__Prompt__
Repeat every record below exactly as it appears.

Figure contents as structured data
━━━━━━━━━━━━━━━━━━━━━━━━━━━━━━
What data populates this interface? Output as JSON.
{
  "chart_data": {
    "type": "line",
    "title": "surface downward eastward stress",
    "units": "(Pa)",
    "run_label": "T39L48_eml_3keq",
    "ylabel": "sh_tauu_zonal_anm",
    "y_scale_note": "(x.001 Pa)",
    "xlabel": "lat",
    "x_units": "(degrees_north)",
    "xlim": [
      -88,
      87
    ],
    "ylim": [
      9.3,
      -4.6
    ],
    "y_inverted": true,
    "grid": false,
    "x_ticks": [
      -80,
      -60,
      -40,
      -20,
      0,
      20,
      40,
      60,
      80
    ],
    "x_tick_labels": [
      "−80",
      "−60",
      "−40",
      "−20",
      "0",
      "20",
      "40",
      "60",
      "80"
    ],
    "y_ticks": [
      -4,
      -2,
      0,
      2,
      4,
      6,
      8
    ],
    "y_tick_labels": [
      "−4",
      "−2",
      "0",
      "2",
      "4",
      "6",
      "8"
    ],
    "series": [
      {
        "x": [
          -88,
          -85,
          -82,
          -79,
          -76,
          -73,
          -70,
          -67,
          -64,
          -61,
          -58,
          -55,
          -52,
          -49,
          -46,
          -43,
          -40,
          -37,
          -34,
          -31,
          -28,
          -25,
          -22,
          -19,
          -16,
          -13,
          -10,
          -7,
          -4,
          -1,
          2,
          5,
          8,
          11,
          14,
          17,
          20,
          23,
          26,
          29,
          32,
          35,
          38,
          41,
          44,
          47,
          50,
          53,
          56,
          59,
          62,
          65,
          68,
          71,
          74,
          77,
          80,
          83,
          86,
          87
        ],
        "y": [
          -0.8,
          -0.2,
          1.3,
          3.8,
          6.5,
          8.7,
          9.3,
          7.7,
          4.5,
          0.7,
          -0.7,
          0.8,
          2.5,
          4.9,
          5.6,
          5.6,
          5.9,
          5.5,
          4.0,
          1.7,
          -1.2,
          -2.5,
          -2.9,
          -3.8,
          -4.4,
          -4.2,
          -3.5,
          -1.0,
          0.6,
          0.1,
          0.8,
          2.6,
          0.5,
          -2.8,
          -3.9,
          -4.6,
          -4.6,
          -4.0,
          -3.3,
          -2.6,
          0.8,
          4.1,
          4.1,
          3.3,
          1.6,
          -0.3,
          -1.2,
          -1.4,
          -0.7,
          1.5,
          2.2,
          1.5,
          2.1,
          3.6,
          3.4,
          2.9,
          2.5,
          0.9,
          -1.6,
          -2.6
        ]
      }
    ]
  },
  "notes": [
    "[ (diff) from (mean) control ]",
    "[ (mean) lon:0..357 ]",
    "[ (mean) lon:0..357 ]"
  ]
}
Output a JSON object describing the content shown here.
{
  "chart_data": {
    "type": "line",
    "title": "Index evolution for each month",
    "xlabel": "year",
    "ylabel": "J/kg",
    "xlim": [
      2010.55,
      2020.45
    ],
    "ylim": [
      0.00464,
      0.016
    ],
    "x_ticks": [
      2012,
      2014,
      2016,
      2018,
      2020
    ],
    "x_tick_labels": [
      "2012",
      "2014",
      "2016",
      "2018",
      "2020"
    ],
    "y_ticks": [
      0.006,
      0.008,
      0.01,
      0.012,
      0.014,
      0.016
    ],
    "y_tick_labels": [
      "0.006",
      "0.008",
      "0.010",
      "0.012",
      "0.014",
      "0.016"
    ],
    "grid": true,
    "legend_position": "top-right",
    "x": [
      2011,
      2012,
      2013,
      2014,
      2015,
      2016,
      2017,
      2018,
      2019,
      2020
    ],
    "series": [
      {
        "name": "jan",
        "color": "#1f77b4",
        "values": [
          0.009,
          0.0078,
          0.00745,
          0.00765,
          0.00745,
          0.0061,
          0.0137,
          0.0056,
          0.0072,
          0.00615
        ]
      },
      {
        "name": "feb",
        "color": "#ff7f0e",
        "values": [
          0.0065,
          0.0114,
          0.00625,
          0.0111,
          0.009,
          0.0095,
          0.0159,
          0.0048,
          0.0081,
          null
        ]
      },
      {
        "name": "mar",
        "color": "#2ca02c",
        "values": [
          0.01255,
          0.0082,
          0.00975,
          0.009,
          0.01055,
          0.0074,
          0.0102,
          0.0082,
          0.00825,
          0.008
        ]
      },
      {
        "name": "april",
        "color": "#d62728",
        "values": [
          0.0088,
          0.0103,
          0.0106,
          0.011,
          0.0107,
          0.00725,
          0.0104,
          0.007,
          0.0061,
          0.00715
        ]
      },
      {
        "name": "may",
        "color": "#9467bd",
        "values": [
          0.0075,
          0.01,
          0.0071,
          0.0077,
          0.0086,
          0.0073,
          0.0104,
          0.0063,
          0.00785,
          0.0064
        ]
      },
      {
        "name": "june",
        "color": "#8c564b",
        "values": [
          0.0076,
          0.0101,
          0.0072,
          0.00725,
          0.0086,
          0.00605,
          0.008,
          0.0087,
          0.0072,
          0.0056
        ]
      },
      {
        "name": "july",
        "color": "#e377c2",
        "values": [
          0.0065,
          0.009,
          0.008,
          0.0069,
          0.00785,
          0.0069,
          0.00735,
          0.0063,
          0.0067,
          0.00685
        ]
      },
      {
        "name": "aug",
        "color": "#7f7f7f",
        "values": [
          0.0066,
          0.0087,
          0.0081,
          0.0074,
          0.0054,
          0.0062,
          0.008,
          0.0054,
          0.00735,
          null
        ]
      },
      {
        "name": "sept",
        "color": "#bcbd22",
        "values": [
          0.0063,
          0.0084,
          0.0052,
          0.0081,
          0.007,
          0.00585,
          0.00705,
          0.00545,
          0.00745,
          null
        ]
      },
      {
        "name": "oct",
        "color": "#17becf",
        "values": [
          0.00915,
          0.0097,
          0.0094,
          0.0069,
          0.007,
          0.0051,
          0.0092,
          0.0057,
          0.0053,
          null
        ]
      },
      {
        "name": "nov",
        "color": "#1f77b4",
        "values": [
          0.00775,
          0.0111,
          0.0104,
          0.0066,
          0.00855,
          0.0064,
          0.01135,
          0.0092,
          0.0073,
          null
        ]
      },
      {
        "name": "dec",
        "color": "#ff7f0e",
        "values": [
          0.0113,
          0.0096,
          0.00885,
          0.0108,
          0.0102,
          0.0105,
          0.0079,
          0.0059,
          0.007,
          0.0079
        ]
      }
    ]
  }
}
━━━━━━━━━━━━━━━━━━━━━━━━━━━━━━
__In response__
What data populates this interface? Output as JSON.
{
  "chart_data": {
    "type": "line",
    "title": "surface downward eastward stress",
    "units": "(Pa)",
    "run_label": "T39L48_eml_3keq",
    "ylabel": "sh_tauu_zonal_anm",
    "y_scale_note": "(x.001 Pa)",
    "xlabel": "lat",
    "x_units": "(degrees_north)",
    "xlim": [
      -88,
      87
    ],
    "ylim": [
      9.3,
      -4.6
    ],
    "y_inverted": true,
    "grid": false,
    "x_ticks": [
      -80,
      -60,
      -40,
      -20,
      0,
      20,
      40,
      60,
      80
    ],
    "x_tick_labels": [
      "−80",
      "−60",
      "−40",
      "−20",
      "0",
      "20",
      "40",
      "60",
      "80"
    ],
    "y_ticks": [
      -4,
      -2,
      0,
      2,
      4,
      6,
      8
    ],
    "y_tick_labels": [
      "−4",
      "−2",
      "0",
      "2",
      "4",
      "6",
      "8"
    ],
    "series": [
      {
        "x": [
          -88,
          -85,
          -82,
          -79,
          -76,
          -73,
          -70,
          -67,
          -64,
          -61,
          -58,
          -55,
          -52,
          -49,
          -46,
          -43,
          -40,
          -37,
          -34,
          -31,
          -28,
          -25,
          -22,
          -19,
          -16,
          -13,
          -10,
          -7,
          -4,
          -1,
          2,
          5,
          8,
          11,
          14,
          17,
          20,
          23,
          26,
          29,
          32,
          35,
          38,
          41,
          44,
          47,
          50,
          53,
          56,
          59,
          62,
          65,
          68,
          71,
          74,
          77,
          80,
          83,
          86,
          87
        ],
        "y": [
          -0.8,
          -0.2,
          1.3,
          3.8,
          6.5,
          8.7,
          9.3,
          7.7,
          4.5,
          0.7,
          -0.7,
          0.8,
          2.5,
          4.9,
          5.6,
          5.6,
          5.9,
          5.5,
          4.0,
          1.7,
          -1.2,
          -2.5,
          -2.9,
          -3.8,
          -4.4,
          -4.2,
          -3.5,
          -1.0,
          0.6,
          0.1,
          0.8,
          2.6,
          0.5,
          -2.8,
          -3.9,
          -4.6,
          -4.6,
          -4.0,
          -3.3,
          -2.6,
          0.8,
          4.1,
          4.1,
          3.3,
          1.6,
          -0.3,
          -1.2,
          -1.4,
          -0.7,
          1.5,
          2.2,
          1.5,
          2.1,
          3.6,
          3.4,
          2.9,
          2.5,
          0.9,
          -1.6,
          -2.6
        ]
      }
    ]
  },
  "notes": [
    "[ (diff) from (mean) control ]",
    "[ (mean) lon:0..357 ]",
    "[ (mean) lon:0..357 ]"
  ]
}
Output a JSON object describing the content shown here.
{
  "chart_data": {
    "type": "line",
    "title": "Index evolution for each month",
    "xlabel": "year",
    "ylabel": "J/kg",
    "xlim": [
      2010.55,
      2020.45
    ],
    "ylim": [
      0.00464,
      0.016
    ],
    "x_ticks": [
      2012,
      2014,
      2016,
      2018,
      2020
    ],
    "x_tick_labels": [
      "2012",
      "2014",
      "2016",
      "2018",
      "2020"
    ],
    "y_ticks": [
      0.006,
      0.008,
      0.01,
      0.012,
      0.014,
      0.016
    ],
    "y_tick_labels": [
      "0.006",
      "0.008",
      "0.010",
      "0.012",
      "0.014",
      "0.016"
    ],
    "grid": true,
    "legend_position": "top-right",
    "x": [
      2011,
      2012,
      2013,
      2014,
      2015,
      2016,
      2017,
      2018,
      2019,
      2020
    ],
    "series": [
      {
        "name": "jan",
        "color": "#1f77b4",
        "values": [
          0.009,
          0.0078,
          0.00745,
          0.00765,
          0.00745,
          0.0061,
          0.0137,
          0.0056,
          0.0072,
          0.00615
        ]
      },
      {
        "name": "feb",
        "color": "#ff7f0e",
        "values": [
          0.0065,
          0.0114,
          0.00625,
          0.0111,
          0.009,
          0.0095,
          0.0159,
          0.0048,
          0.0081,
          null
        ]
      },
      {
        "name": "mar",
        "color": "#2ca02c",
        "values": [
          0.01255,
          0.0082,
          0.00975,
          0.009,
          0.01055,
          0.0074,
          0.0102,
          0.0082,
          0.00825,
          0.008
        ]
      },
      {
        "name": "april",
        "color": "#d62728",
        "values": [
          0.0088,
          0.0103,
          0.0106,
          0.011,
          0.0107,
          0.00725,
          0.0104,
          0.007,
          0.0061,
          0.00715
        ]
      },
      {
        "name": "may",
        "color": "#9467bd",
        "values": [
          0.0075,
          0.01,
          0.0071,
          0.0077,
          0.0086,
          0.0073,
          0.0104,
          0.0063,
          0.00785,
          0.0064
        ]
      },
      {
        "name": "june",
        "color": "#8c564b",
        "values": [
          0.0076,
          0.0101,
          0.0072,
          0.00725,
          0.0086,
          0.00605,
          0.008,
          0.0087,
          0.0072,
          0.0056
        ]
      },
      {
        "name": "july",
        "color": "#e377c2",
        "values": [
          0.0065,
          0.009,
          0.008,
          0.0069,
          0.00785,
          0.0069,
          0.00735,
          0.0063,
          0.0067,
          0.00685
        ]
      },
      {
        "name": "aug",
        "color": "#7f7f7f",
        "values": [
          0.0066,
          0.0087,
          0.0081,
          0.0074,
          0.0054,
          0.0062,
          0.008,
          0.0054,
          0.00735,
          null
        ]
      },
      {
        "name": "sept",
        "color": "#bcbd22",
        "values": [
          0.0063,
          0.0084,
          0.0052,
          0.0081,
          0.007,
          0.00585,
          0.00705,
          0.00545,
          0.00745,
          null
        ]
      },
      {
        "name": "oct",
        "color": "#17becf",
        "values": [
          0.00915,
          0.0097,
          0.0094,
          0.0069,
          0.007,
          0.0051,
          0.0092,
          0.0057,
          0.0053,
          null
        ]
      },
      {
        "name": "nov",
        "color": "#1f77b4",
        "values": [
          0.00775,
          0.0111,
          0.0104,
          0.0066,
          0.00855,
          0.0064,
          0.01135,
          0.0092,
          0.0073,
          null
        ]
      },
      {
        "name": "dec",
        "color": "#ff7f0e",
        "values": [
          0.0113,
          0.0096,
          0.00885,
          0.0108,
          0.0102,
          0.0105,
          0.0079,
          0.0059,
          0.007,
          0.0079
        ]
      }
    ]
  }
}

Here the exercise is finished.